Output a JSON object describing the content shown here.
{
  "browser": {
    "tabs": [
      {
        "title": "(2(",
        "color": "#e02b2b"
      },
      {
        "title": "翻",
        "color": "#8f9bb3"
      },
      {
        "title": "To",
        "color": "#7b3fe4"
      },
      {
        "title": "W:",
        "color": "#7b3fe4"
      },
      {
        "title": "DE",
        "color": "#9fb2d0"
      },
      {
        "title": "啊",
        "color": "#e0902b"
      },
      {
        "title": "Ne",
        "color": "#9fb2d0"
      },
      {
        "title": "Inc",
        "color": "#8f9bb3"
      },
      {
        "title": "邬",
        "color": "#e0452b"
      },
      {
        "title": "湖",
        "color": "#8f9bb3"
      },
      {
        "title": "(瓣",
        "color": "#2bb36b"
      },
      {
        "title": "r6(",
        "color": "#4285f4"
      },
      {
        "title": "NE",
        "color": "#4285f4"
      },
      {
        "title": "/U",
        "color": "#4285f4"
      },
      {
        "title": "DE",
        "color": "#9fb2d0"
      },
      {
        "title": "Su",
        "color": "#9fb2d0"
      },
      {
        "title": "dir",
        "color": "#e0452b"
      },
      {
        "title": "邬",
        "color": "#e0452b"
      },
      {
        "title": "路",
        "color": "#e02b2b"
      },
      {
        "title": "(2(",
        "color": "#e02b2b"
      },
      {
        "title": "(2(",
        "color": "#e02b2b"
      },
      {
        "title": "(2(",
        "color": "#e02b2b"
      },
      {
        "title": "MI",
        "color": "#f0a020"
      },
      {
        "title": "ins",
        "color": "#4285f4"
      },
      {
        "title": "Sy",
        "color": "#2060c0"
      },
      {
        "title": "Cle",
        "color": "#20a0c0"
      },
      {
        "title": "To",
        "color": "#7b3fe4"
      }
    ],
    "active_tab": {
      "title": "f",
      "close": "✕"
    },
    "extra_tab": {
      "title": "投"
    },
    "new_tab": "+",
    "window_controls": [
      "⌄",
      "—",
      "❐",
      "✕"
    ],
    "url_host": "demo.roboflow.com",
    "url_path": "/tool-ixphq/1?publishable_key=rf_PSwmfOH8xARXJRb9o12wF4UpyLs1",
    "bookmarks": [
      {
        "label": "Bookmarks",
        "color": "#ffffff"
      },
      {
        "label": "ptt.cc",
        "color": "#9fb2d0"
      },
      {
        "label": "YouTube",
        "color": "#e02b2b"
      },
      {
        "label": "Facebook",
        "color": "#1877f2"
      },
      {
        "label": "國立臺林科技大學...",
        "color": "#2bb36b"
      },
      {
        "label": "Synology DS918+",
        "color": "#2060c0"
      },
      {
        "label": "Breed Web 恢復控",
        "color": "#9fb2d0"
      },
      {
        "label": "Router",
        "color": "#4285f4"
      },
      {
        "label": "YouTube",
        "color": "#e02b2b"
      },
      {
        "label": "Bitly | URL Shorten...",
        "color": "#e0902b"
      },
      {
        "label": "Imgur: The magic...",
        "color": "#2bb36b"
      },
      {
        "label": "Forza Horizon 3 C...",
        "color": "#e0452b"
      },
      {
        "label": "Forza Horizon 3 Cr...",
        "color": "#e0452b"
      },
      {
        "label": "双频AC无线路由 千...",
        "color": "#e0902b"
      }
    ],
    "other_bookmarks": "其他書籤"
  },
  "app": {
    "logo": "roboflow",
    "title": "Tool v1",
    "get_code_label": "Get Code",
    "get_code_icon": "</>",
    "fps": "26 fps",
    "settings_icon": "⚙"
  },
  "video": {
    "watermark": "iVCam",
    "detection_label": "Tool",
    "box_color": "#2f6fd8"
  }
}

########################################

Look over the material above and show each line where "Forza" appears.

### Task solution
        "label": "Forza Horizon 3 C...",
        "label": "Forza Horizon 3 Cr...",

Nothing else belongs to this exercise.